**Task directions**
Copy out every line in which the string "Frameset" occurs.

**Source data**
----------
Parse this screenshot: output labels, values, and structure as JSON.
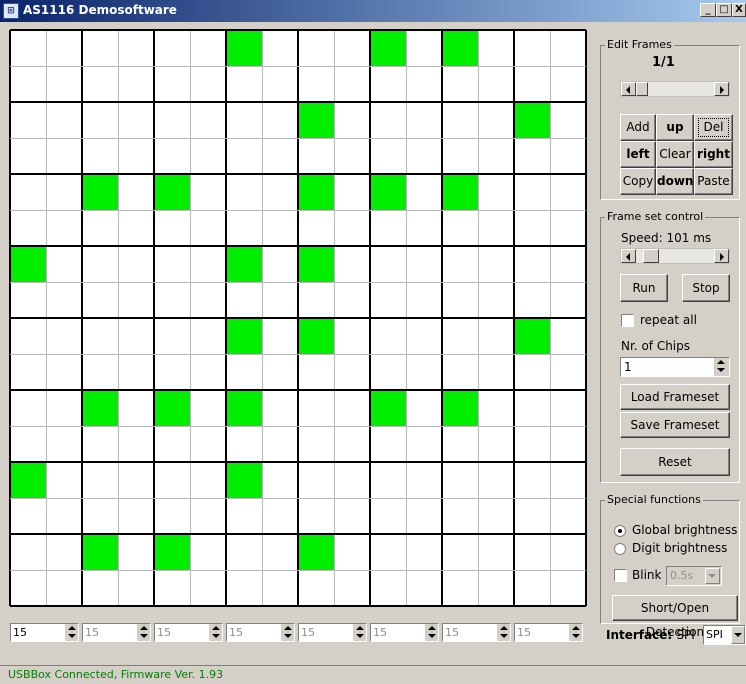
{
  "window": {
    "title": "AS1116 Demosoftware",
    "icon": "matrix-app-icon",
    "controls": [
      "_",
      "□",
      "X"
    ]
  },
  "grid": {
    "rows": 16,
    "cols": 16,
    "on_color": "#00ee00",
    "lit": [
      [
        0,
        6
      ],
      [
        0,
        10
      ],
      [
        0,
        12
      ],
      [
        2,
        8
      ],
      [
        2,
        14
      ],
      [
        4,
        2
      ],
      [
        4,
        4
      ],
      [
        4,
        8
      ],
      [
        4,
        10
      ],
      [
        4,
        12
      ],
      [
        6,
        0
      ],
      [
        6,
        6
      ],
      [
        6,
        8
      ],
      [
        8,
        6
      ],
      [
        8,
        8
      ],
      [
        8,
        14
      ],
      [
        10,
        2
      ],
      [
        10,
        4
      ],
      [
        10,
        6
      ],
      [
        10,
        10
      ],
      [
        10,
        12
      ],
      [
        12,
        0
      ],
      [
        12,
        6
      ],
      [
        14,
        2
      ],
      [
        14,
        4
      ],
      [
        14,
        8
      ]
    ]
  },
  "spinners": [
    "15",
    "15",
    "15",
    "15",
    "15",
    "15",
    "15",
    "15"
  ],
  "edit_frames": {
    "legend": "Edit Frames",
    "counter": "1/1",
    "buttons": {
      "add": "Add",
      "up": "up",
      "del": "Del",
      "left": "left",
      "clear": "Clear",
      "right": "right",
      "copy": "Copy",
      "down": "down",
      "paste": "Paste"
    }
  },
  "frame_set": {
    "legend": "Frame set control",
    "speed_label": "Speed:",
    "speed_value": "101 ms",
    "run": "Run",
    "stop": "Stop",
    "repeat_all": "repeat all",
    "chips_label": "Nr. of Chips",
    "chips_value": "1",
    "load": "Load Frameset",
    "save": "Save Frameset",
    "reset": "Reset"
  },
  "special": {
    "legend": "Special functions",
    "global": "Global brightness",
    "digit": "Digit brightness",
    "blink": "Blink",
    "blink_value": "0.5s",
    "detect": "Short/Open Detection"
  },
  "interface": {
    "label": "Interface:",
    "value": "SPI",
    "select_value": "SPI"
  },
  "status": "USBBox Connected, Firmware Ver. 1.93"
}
----------
**The result**
    "load": "Load Frameset",
    "save": "Save Frameset",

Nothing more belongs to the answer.